What you should do:
Quote all of the data that follows exactly as written, skipping the images.

Supplied records:

----

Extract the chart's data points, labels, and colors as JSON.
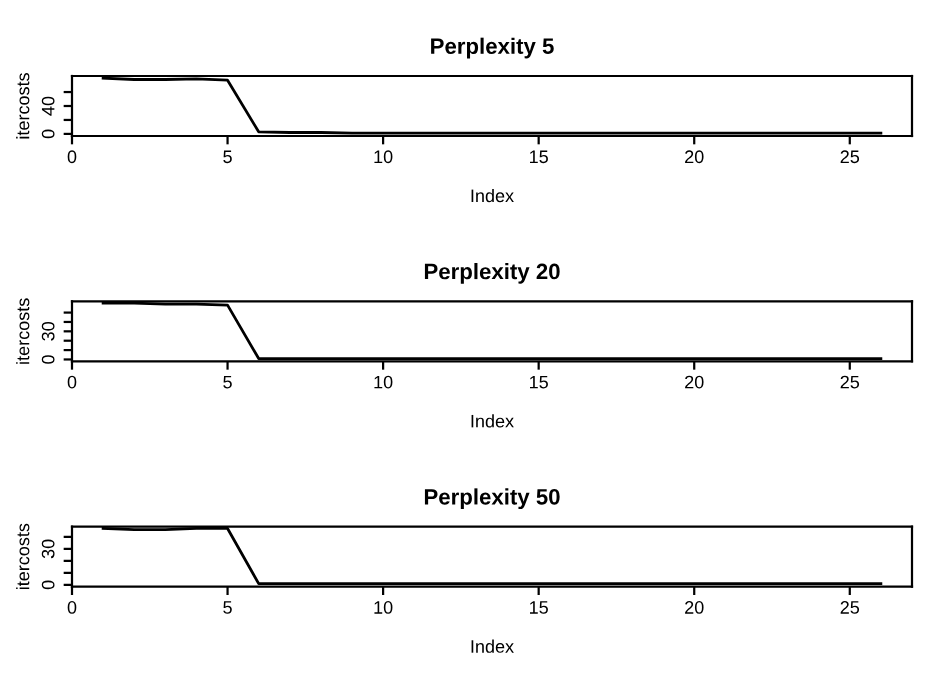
{
  "chart_data": [
    {
      "type": "line",
      "title": "Perplexity 5",
      "xlabel": "Index",
      "ylabel": "itercosts",
      "x": [
        1,
        2,
        3,
        4,
        5,
        6,
        7,
        8,
        9,
        10,
        11,
        12,
        13,
        14,
        15,
        16,
        17,
        18,
        19,
        20,
        21,
        22,
        23,
        24,
        25,
        26
      ],
      "values": [
        80,
        78,
        78,
        79,
        77,
        3,
        2,
        2,
        1,
        1,
        1,
        1,
        1,
        1,
        1,
        1,
        1,
        1,
        1,
        1,
        1,
        1,
        1,
        1,
        1,
        1
      ],
      "color": "#000000",
      "xlim": [
        0,
        27
      ],
      "ylim": [
        -3,
        83
      ],
      "xticks": [
        0,
        5,
        10,
        15,
        20,
        25
      ],
      "yticks": [
        0,
        {
          "value": 20,
          "label": null
        },
        40,
        {
          "value": 60,
          "label": null
        }
      ],
      "grid": false,
      "legend": false
    },
    {
      "type": "line",
      "title": "Perplexity 20",
      "xlabel": "Index",
      "ylabel": "itercosts",
      "x": [
        1,
        2,
        3,
        4,
        5,
        6,
        7,
        8,
        9,
        10,
        11,
        12,
        13,
        14,
        15,
        16,
        17,
        18,
        19,
        20,
        21,
        22,
        23,
        24,
        25,
        26
      ],
      "values": [
        60,
        60,
        59,
        59,
        58,
        1,
        1,
        1,
        1,
        1,
        1,
        1,
        1,
        1,
        1,
        1,
        1,
        1,
        1,
        1,
        1,
        1,
        1,
        1,
        1,
        1
      ],
      "color": "#000000",
      "xlim": [
        0,
        27
      ],
      "ylim": [
        -2,
        62
      ],
      "xticks": [
        0,
        5,
        10,
        15,
        20,
        25
      ],
      "yticks": [
        0,
        {
          "value": 10,
          "label": null
        },
        {
          "value": 20,
          "label": null
        },
        30,
        {
          "value": 40,
          "label": null
        },
        {
          "value": 50,
          "label": null
        }
      ],
      "grid": false,
      "legend": false
    },
    {
      "type": "line",
      "title": "Perplexity 50",
      "xlabel": "Index",
      "ylabel": "itercosts",
      "x": [
        1,
        2,
        3,
        4,
        5,
        6,
        7,
        8,
        9,
        10,
        11,
        12,
        13,
        14,
        15,
        16,
        17,
        18,
        19,
        20,
        21,
        22,
        23,
        24,
        25,
        26
      ],
      "values": [
        47,
        46,
        46,
        47,
        47,
        1,
        1,
        1,
        1,
        1,
        1,
        1,
        1,
        1,
        1,
        1,
        1,
        1,
        1,
        1,
        1,
        1,
        1,
        1,
        1,
        1
      ],
      "color": "#000000",
      "xlim": [
        0,
        27
      ],
      "ylim": [
        -1.5,
        48.5
      ],
      "xticks": [
        0,
        5,
        10,
        15,
        20,
        25
      ],
      "yticks": [
        0,
        {
          "value": 10,
          "label": null
        },
        {
          "value": 20,
          "label": null
        },
        30,
        {
          "value": 40,
          "label": null
        }
      ],
      "grid": false,
      "legend": false
    }
  ]
}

----

Answer for this exercise:
Extract the chart's data points, labels, and colors as JSON.
{
  "chart_data": [
    {
      "type": "line",
      "title": "Perplexity 5",
      "xlabel": "Index",
      "ylabel": "itercosts",
      "x": [
        1,
        2,
        3,
        4,
        5,
        6,
        7,
        8,
        9,
        10,
        11,
        12,
        13,
        14,
        15,
        16,
        17,
        18,
        19,
        20,
        21,
        22,
        23,
        24,
        25,
        26
      ],
      "values": [
        80,
        78,
        78,
        79,
        77,
        3,
        2,
        2,
        1,
        1,
        1,
        1,
        1,
        1,
        1,
        1,
        1,
        1,
        1,
        1,
        1,
        1,
        1,
        1,
        1,
        1
      ],
      "color": "#000000",
      "xlim": [
        0,
        27
      ],
      "ylim": [
        -3,
        83
      ],
      "xticks": [
        0,
        5,
        10,
        15,
        20,
        25
      ],
      "yticks": [
        0,
        {
          "value": 20,
          "label": null
        },
        40,
        {
          "value": 60,
          "label": null
        }
      ],
      "grid": false,
      "legend": false
    },
    {
      "type": "line",
      "title": "Perplexity 20",
      "xlabel": "Index",
      "ylabel": "itercosts",
      "x": [
        1,
        2,
        3,
        4,
        5,
        6,
        7,
        8,
        9,
        10,
        11,
        12,
        13,
        14,
        15,
        16,
        17,
        18,
        19,
        20,
        21,
        22,
        23,
        24,
        25,
        26
      ],
      "values": [
        60,
        60,
        59,
        59,
        58,
        1,
        1,
        1,
        1,
        1,
        1,
        1,
        1,
        1,
        1,
        1,
        1,
        1,
        1,
        1,
        1,
        1,
        1,
        1,
        1,
        1
      ],
      "color": "#000000",
      "xlim": [
        0,
        27
      ],
      "ylim": [
        -2,
        62
      ],
      "xticks": [
        0,
        5,
        10,
        15,
        20,
        25
      ],
      "yticks": [
        0,
        {
          "value": 10,
          "label": null
        },
        {
          "value": 20,
          "label": null
        },
        30,
        {
          "value": 40,
          "label": null
        },
        {
          "value": 50,
          "label": null
        }
      ],
      "grid": false,
      "legend": false
    },
    {
      "type": "line",
      "title": "Perplexity 50",
      "xlabel": "Index",
      "ylabel": "itercosts",
      "x": [
        1,
        2,
        3,
        4,
        5,
        6,
        7,
        8,
        9,
        10,
        11,
        12,
        13,
        14,
        15,
        16,
        17,
        18,
        19,
        20,
        21,
        22,
        23,
        24,
        25,
        26
      ],
      "values": [
        47,
        46,
        46,
        47,
        47,
        1,
        1,
        1,
        1,
        1,
        1,
        1,
        1,
        1,
        1,
        1,
        1,
        1,
        1,
        1,
        1,
        1,
        1,
        1,
        1,
        1
      ],
      "color": "#000000",
      "xlim": [
        0,
        27
      ],
      "ylim": [
        -1.5,
        48.5
      ],
      "xticks": [
        0,
        5,
        10,
        15,
        20,
        25
      ],
      "yticks": [
        0,
        {
          "value": 10,
          "label": null
        },
        {
          "value": 20,
          "label": null
        },
        30,
        {
          "value": 40,
          "label": null
        }
      ],
      "grid": false,
      "legend": false
    }
  ]
}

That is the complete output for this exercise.